### GIVEN TASK:
Scan the data for "Αλεξάνδρου" and copy the lines it appears in.

### DATA PROVIDED:

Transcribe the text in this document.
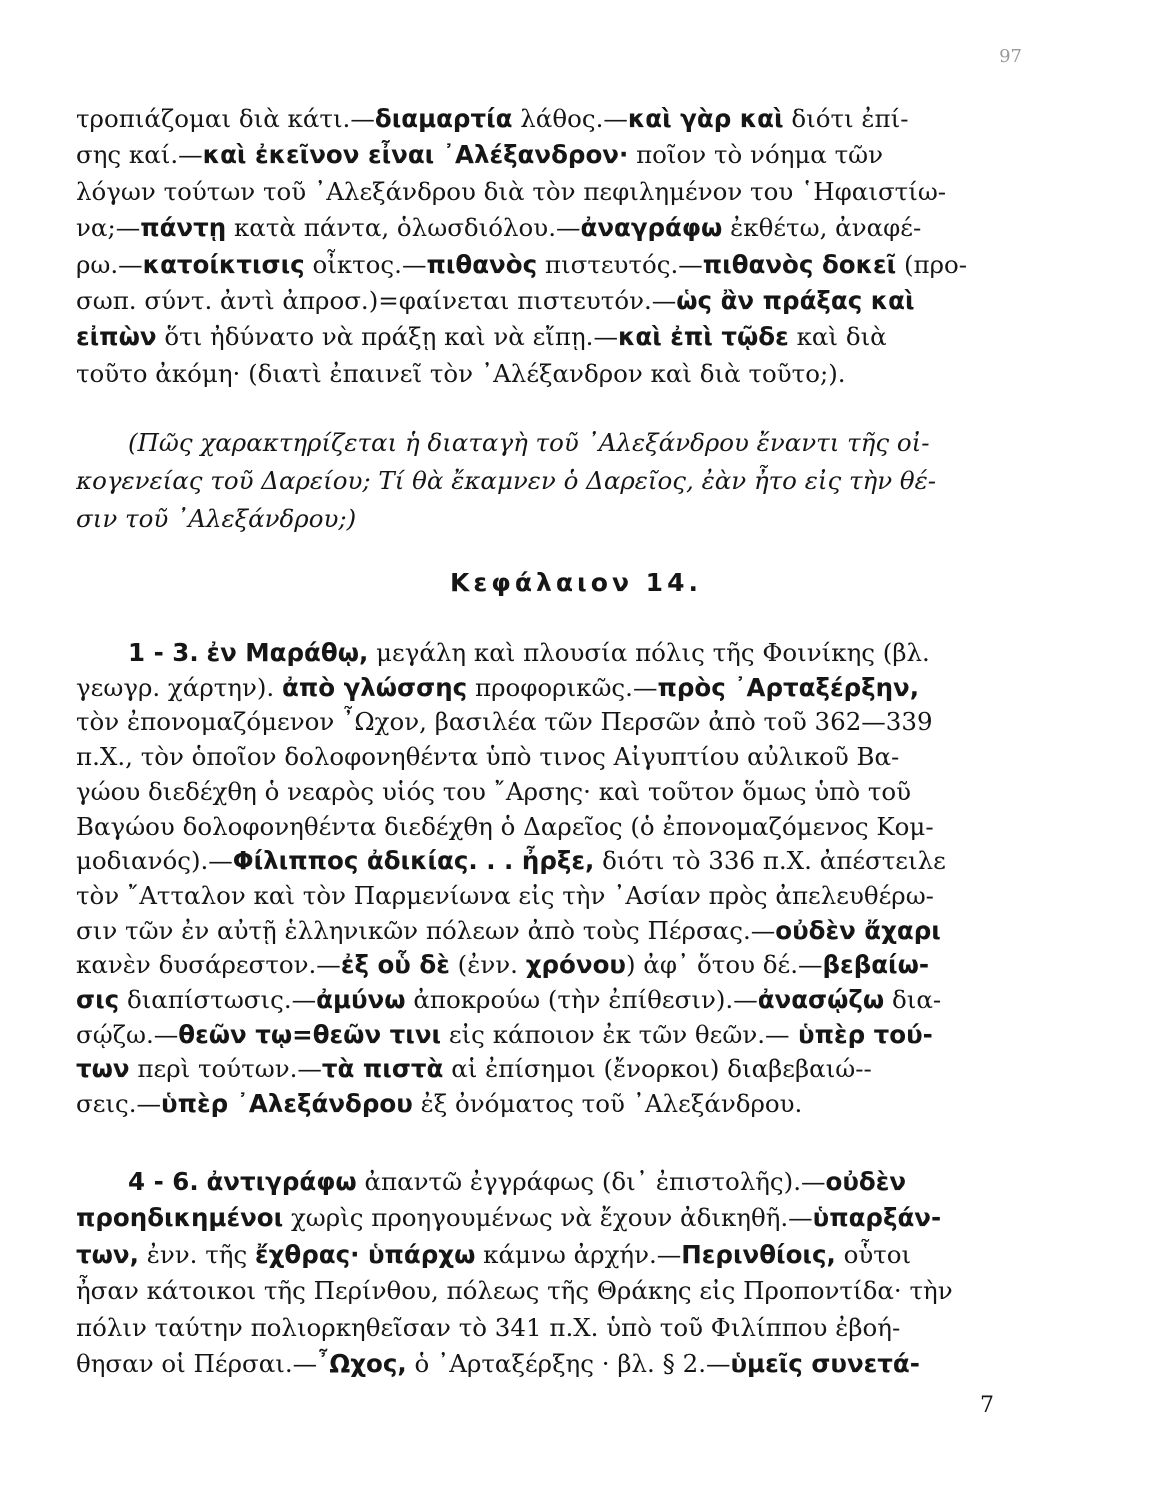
97
τροπιάζομαι διὰ κάτι.—διαμαρτία λάθος.—καὶ γὰρ καὶ διότι ἐπί-
σης καί.—καὶ ἐκεῖνον εἶναι ᾿Αλέξανδρον· ποῖον τὸ νόημα τῶν
λόγων τούτων τοῦ ᾿Αλεξάνδρου διὰ τὸν πεφιλημένον του ῾Ηφαιστίω-
να;—πάντῃ κατὰ πάντα, ὁλωσδιόλου.—ἀναγράφω ἐκθέτω, ἀναφέ-
ρω.—κατοίκτισις οἶκτος.—πιθανὸς πιστευτός.—πιθανὸς δοκεῖ (προ-
σωπ. σύντ. ἀντὶ ἀπροσ.)=φαίνεται πιστευτόν.—ὡς ἂν πράξας καὶ
εἰπὼν ὅτι ἠδύνατο νὰ πράξῃ καὶ νὰ εἴπῃ.—καὶ ἐπὶ τῷδε καὶ διὰ
τοῦτο ἀκόμη· (διατὶ ἐπαινεῖ τὸν ᾿Αλέξανδρον καὶ διὰ τοῦτο;).
(Πῶς χαρακτηρίζεται ἡ διαταγὴ τοῦ ᾿Αλεξάνδρου ἔναντι τῆς οἰ-
κογενείας τοῦ Δαρείου; Τί θὰ ἔκαμνεν ὁ Δαρεῖος, ἐὰν ἦτο εἰς τὴν θέ-
σιν τοῦ ᾿Αλεξάνδρου;)
Κεφάλαιον 14.
1 - 3. ἐν Μαράθῳ, μεγάλη καὶ πλουσία πόλις τῆς Φοινίκης (βλ.
γεωγρ. χάρτην). ἀπὸ γλώσσης προφορικῶς.—πρὸς ᾿Αρταξέρξην,
τὸν ἐπονομαζόμενον ῏Ωχον, βασιλέα τῶν Περσῶν ἀπὸ τοῦ 362—339
π.Χ., τὸν ὁποῖον δολοφονηθέντα ὑπὸ τινος Αἰγυπτίου αὐλικοῦ Βα-
γώου διεδέχθη ὁ νεαρὸς υἱός του ῎Αρσης· καὶ τοῦτον ὅμως ὑπὸ τοῦ
Βαγώου δολοφονηθέντα διεδέχθη ὁ Δαρεῖος (ὁ ἐπονομαζόμενος Κομ-
μοδιανός).—Φίλιππος ἀδικίας. . . ἦρξε, διότι τὸ 336 π.Χ. ἀπέστειλε
τὸν ῎Ατταλον καὶ τὸν Παρμενίωνα εἰς τὴν ᾿Ασίαν πρὸς ἀπελευθέρω-
σιν τῶν ἐν αὐτῇ ἑλληνικῶν πόλεων ἀπὸ τοὺς Πέρσας.—οὐδὲν ἄχαρι
κανὲν δυσάρεστον.—ἐξ οὗ δὲ (ἐνν. χρόνου) ἀφ᾿ ὅτου δέ.—βεβαίω-
σις διαπίστωσις.—ἀμύνω ἀποκρούω (τὴν ἐπίθεσιν).—ἀνασῴζω δια-
σῴζω.—θεῶν τῳ=θεῶν τινι εἰς κάποιον ἐκ τῶν θεῶν.— ὑπὲρ τού-
των περὶ τούτων.—τὰ πιστὰ αἱ ἐπίσημοι (ἔνορκοι) διαβεβαιώ--
σεις.—ὑπὲρ ᾿Αλεξάνδρου ἐξ ὀνόματος τοῦ ᾿Αλεξάνδρου.
4 - 6. ἀντιγράφω ἀπαντῶ ἐγγράφως (δι᾿ ἐπιστολῆς).—οὐδὲν
προηδικημένοι χωρὶς προηγουμένως νὰ ἔχουν ἀδικηθῆ.—ὑπαρξάν-
των, ἐνν. τῆς ἔχθρας· ὑπάρχω κάμνω ἀρχήν.—Περινθίοις, οὗτοι
ἦσαν κάτοικοι τῆς Περίνθου, πόλεως τῆς Θράκης εἰς Προποντίδα· τὴν
πόλιν ταύτην πολιορκηθεῖσαν τὸ 341 π.Χ. ὑπὸ τοῦ Φιλίππου ἐβοή-
θησαν οἱ Πέρσαι.—῏Ωχος, ὁ ᾿Αρταξέρξης · βλ. § 2.—ὑμεῖς συνετά-
7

### PROBLEM SOLUTION:
λόγων τούτων τοῦ ᾿Αλεξάνδρου διὰ τὸν πεφιλημένον του ῾Ηφαιστίω-
(Πῶς χαρακτηρίζεται ἡ διαταγὴ τοῦ ᾿Αλεξάνδρου ἔναντι τῆς οἰ-
σιν τοῦ ᾿Αλεξάνδρου;)
σεις.—ὑπὲρ ᾿Αλεξάνδρου ἐξ ὀνόματος τοῦ ᾿Αλεξάνδρου.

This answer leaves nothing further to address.